Selected excerpt:
begin

UK officials have launched a criminal investigation into a prominent backer of the campaign for Britain to leave the European Union. Arron Banks has been accused of siphoning Russian cash into the election effort.

Brexit campaign donor and businessman Arron Banks arrives at Portcullis House to give evidence
Image: AFP/Getty Images/D. Leal-Olivas

Britain's National Crime Agency on Thursday said it had launched a criminal investigation into the pro-Brexit millionaire Arron Banks over cash used to promote Britain's exit from the European Union.

The UK Electoral Commission said it suspected that Banks "was not the true source" of money loaned to the Leave campaign, and that he had tried to conceal its real origins.

The commission said it had investigated financial transactions which appeared to come from companies registered in Gibraltar and the Isle of Man. Since 2000, UK laws have effectively forbidden overseas or foreign donations to registered political campaigners.

"Our investigation has unveiled evidence that suggests criminal offenses have been committed which fall beyond the remit of the commission," said the commission's director of political finance, Bob Posner. "This is why we have handed our evidence to the NCA to allow them to investigate and take any appropriate law-enforcement action."

Banks, on tax haven Bermuda when the news emerged, said he welcomed the inquiry and that it would be a chance for him to clear his name.

"I am confident that a full and frank investigation will finally put an end to the ludicrous allegations leveled against me and my colleagues," Banks said in a statement issued by Leave.EU. "I am a UK taxpayer and I have never received any foreign donations."

Meetings at Russian embassy

The Electoral Commission also said another prominent Leave campaigner, Elizabeth Bilney, was being investigated.

end

Entries:
begin

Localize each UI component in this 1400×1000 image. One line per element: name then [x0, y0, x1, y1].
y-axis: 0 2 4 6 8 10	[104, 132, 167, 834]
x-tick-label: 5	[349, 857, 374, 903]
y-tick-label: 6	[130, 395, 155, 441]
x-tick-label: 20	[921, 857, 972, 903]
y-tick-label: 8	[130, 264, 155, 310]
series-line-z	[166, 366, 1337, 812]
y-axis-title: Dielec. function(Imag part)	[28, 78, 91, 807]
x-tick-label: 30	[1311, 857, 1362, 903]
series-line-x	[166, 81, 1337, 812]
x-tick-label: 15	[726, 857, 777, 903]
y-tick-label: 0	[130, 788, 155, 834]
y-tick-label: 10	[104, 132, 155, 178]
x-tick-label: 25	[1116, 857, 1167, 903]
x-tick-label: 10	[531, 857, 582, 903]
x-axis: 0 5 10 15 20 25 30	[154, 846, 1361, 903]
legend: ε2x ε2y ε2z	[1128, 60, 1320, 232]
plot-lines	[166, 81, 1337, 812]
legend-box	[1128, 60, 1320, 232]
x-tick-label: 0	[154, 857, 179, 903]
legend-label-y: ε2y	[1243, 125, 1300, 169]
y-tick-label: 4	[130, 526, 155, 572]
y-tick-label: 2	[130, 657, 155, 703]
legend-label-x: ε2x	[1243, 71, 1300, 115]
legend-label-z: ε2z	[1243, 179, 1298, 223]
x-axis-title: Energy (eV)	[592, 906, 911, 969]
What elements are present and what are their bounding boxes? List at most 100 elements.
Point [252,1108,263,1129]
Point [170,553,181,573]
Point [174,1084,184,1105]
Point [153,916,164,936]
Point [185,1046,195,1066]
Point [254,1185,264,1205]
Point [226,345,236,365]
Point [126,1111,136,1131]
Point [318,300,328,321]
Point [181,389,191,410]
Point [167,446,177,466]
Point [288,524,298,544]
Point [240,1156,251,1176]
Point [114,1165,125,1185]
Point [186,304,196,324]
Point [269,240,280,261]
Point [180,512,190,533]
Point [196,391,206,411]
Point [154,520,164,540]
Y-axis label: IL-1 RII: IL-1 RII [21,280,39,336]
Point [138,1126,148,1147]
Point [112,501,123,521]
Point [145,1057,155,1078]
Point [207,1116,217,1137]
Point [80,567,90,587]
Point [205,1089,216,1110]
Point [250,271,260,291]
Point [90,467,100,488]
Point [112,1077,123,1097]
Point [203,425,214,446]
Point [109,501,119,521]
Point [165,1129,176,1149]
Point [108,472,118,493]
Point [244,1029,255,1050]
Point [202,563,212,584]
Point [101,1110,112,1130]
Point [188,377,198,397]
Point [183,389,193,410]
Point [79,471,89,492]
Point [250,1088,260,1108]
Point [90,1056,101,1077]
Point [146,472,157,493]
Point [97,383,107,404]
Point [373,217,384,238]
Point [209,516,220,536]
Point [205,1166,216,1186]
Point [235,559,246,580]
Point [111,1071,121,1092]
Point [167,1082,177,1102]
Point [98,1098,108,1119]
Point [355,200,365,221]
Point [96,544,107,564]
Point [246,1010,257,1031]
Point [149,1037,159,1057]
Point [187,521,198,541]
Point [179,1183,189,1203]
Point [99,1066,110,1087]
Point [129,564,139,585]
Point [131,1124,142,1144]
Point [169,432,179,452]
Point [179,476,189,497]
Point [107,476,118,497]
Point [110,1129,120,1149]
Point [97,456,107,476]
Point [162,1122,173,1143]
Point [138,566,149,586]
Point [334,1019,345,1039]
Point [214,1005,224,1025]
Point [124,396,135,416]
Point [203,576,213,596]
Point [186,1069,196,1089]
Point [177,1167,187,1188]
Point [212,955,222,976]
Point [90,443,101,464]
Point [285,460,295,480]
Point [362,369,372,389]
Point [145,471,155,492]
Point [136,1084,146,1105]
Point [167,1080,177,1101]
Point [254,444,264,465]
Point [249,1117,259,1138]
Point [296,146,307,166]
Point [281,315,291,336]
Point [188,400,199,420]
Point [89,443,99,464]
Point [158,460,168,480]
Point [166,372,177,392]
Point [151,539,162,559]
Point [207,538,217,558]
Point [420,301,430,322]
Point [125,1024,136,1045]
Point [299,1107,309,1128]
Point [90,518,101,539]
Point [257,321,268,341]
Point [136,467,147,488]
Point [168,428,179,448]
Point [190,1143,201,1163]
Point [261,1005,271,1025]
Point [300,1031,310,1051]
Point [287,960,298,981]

end

Stated problem A:
In the article about the Arron Banks investigation, which two places were the companies behind the examined financial transactions registered in?
Stated problem B:
Continue the article about the Arron Banks investigation, starting after its final sentence.
The records are drawn from a separate source.

Task answer A:
Gibraltar and the Isle of Man.

Task answer B:
The probe into Banks follows the revelation that he held a series of secret meetings with senior Russian embassy officials in London around the time of the referendum. Embassy staff were reported to have presented Banks with a lucrative investment opportunity in a Russian gold company, although the deal never went ahead.

Read more: Opinion: What happened to Brexit architect David Cameron?

Banks — who is said to have been the single biggest donor for the Leave.EU campaign — has previously faced questions in the UK parliament about the source of his wealth.

The commission said it had reasonable grounds to suspect that Banks was not the real source of loans that were made to a company called Better for the Country Limited, of which Banks was a director.

'Ludicrous allegations'

The commission also said it had passed evidence to the National Crime Agency (NCA), to investigate offenses that went beyond the breaking of electoral law.

Read more: Brexit drags up Northern Ireland's dark past

When asked to comment on allegations of possible Russian influence on the vote, a spokeswoman for British Prime Minister Theresa May said there was "no evidence to suggest that is the case."

Russia has denied backing the pro-Brexit effort in an effort to weaken and divide the European Union.

In the referendum of June 2016, 51.9 percent of those who voted backed leaving the EU while 48.1 percent voted to remain.